**Exercise goal:**
Write out the material word for word, from its beginning through the line that contains "author-name[interactable]: 吴施乐 [138,40,201,61]", with that line included.

**Dataset records:**
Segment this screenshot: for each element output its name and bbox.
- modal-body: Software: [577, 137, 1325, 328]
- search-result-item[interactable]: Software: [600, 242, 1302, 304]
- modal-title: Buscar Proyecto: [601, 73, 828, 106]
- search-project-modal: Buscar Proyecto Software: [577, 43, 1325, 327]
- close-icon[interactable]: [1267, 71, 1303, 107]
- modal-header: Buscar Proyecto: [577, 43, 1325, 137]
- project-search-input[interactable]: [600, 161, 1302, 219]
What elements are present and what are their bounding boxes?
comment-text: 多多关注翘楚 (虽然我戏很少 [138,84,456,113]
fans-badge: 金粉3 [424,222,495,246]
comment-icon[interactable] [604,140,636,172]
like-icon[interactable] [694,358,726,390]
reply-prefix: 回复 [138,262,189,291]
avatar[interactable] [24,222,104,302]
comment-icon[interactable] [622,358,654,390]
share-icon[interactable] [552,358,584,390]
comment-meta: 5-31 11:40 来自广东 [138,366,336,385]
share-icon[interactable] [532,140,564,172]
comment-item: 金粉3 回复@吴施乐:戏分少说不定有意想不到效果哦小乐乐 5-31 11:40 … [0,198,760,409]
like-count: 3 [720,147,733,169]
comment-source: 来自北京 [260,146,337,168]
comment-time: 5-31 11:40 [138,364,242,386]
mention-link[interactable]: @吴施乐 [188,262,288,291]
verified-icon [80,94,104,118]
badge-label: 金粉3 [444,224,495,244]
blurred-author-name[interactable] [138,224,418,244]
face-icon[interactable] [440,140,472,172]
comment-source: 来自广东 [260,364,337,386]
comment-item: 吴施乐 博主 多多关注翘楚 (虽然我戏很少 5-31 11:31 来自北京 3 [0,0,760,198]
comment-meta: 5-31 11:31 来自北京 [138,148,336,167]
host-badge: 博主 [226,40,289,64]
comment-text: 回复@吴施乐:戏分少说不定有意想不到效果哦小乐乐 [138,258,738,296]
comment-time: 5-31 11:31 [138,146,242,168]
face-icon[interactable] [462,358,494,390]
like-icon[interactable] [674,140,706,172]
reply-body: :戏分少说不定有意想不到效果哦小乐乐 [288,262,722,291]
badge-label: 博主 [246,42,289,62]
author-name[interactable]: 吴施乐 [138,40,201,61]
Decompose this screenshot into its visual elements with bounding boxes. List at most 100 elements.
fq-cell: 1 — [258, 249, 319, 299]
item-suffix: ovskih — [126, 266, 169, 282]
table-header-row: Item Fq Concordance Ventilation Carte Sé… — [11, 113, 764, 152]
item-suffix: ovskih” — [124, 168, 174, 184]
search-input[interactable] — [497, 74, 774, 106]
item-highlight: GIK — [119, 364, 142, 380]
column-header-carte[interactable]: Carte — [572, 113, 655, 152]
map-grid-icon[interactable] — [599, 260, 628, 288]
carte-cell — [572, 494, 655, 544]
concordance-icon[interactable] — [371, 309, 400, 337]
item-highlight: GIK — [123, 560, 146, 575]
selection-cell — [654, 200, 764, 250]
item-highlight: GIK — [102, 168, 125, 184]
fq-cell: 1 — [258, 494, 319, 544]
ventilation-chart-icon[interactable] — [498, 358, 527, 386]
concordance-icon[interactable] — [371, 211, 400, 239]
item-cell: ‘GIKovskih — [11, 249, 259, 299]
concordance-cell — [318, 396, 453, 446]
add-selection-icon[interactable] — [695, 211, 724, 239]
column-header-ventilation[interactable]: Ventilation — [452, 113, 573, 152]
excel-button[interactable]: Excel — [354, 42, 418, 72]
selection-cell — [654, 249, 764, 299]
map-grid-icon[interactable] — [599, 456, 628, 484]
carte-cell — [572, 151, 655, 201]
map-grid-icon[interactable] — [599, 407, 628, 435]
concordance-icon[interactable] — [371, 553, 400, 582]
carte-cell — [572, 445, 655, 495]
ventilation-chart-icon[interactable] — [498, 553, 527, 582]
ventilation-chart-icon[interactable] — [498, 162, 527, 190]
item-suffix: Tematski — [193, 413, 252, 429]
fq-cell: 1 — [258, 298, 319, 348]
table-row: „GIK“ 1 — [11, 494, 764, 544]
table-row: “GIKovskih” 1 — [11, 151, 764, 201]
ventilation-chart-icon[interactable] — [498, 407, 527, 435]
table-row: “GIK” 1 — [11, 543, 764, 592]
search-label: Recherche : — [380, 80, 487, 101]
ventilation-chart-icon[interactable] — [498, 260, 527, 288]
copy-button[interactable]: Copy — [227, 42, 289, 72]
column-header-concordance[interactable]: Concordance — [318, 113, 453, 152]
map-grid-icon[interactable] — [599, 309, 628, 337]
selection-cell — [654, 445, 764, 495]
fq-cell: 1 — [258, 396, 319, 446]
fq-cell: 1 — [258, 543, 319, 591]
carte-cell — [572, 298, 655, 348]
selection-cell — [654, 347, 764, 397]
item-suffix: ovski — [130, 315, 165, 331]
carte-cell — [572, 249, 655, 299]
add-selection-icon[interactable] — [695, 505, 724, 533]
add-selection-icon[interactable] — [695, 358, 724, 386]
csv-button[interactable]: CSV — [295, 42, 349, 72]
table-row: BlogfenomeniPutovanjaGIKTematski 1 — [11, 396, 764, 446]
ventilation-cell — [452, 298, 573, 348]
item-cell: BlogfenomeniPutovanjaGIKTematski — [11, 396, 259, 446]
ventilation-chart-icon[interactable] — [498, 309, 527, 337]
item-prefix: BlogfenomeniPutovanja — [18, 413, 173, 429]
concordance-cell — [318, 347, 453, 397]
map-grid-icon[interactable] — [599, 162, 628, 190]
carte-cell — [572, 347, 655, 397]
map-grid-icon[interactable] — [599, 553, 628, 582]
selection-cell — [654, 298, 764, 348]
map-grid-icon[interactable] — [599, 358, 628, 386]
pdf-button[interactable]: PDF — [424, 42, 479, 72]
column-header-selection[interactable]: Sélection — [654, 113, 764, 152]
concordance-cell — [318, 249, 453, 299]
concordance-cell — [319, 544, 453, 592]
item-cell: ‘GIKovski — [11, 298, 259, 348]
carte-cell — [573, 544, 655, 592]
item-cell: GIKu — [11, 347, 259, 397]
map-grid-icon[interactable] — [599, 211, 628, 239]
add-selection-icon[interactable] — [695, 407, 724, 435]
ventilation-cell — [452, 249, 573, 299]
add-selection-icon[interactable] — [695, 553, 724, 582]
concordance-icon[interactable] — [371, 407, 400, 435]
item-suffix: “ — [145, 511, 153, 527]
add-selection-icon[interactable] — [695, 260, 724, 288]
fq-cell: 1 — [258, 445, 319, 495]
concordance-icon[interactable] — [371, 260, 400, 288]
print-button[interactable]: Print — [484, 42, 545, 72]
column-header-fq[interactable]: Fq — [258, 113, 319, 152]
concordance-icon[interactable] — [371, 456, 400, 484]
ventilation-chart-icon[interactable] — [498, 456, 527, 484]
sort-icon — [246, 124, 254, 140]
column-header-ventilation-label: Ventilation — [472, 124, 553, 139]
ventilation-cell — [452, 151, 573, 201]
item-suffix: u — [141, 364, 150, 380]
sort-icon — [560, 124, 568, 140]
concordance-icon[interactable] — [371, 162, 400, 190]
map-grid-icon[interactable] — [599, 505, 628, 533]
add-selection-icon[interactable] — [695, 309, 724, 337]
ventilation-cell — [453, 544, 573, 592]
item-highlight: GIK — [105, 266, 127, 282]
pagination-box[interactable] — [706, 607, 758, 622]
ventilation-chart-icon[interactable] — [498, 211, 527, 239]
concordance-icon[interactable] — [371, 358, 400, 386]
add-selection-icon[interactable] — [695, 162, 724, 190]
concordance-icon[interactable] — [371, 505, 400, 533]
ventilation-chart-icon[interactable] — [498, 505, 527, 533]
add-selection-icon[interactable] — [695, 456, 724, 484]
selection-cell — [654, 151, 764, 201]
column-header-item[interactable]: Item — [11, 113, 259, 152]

**Response to the task:**
Segment this screenshot: for each element output its name and bbox.
- modal-body: Software: [577, 137, 1325, 328]
- search-result-item[interactable]: Software: [600, 242, 1302, 304]
- modal-title: Buscar Proyecto: [601, 73, 828, 106]
- search-project-modal: Buscar Proyecto Software: [577, 43, 1325, 327]
- close-icon[interactable]: [1267, 71, 1303, 107]
- modal-header: Buscar Proyecto: [577, 43, 1325, 137]
- project-search-input[interactable]: [600, 161, 1302, 219]
What elements are present and what are their bounding boxes?
comment-text: 多多关注翘楚 (虽然我戏很少 [138,84,456,113]
fans-badge: 金粉3 [424,222,495,246]
comment-icon[interactable] [604,140,636,172]
like-icon[interactable] [694,358,726,390]
reply-prefix: 回复 [138,262,189,291]
avatar[interactable] [24,222,104,302]
comment-icon[interactable] [622,358,654,390]
share-icon[interactable] [552,358,584,390]
comment-meta: 5-31 11:40 来自广东 [138,366,336,385]
share-icon[interactable] [532,140,564,172]
comment-item: 金粉3 回复@吴施乐:戏分少说不定有意想不到效果哦小乐乐 5-31 11:40 … [0,198,760,409]
like-count: 3 [720,147,733,169]
comment-source: 来自北京 [260,146,337,168]
comment-time: 5-31 11:40 [138,364,242,386]
mention-link[interactable]: @吴施乐 [188,262,288,291]
verified-icon [80,94,104,118]
badge-label: 金粉3 [444,224,495,244]
blurred-author-name[interactable] [138,224,418,244]
face-icon[interactable] [440,140,472,172]
comment-source: 来自广东 [260,364,337,386]
comment-item: 吴施乐 博主 多多关注翘楚 (虽然我戏很少 5-31 11:31 来自北京 3 [0,0,760,198]
comment-meta: 5-31 11:31 来自北京 [138,148,336,167]
host-badge: 博主 [226,40,289,64]
comment-text: 回复@吴施乐:戏分少说不定有意想不到效果哦小乐乐 [138,258,738,296]
comment-time: 5-31 11:31 [138,146,242,168]
face-icon[interactable] [462,358,494,390]
like-icon[interactable] [674,140,706,172]
reply-body: :戏分少说不定有意想不到效果哦小乐乐 [288,262,722,291]
badge-label: 博主 [246,42,289,62]
author-name[interactable]: 吴施乐 [138,40,201,61]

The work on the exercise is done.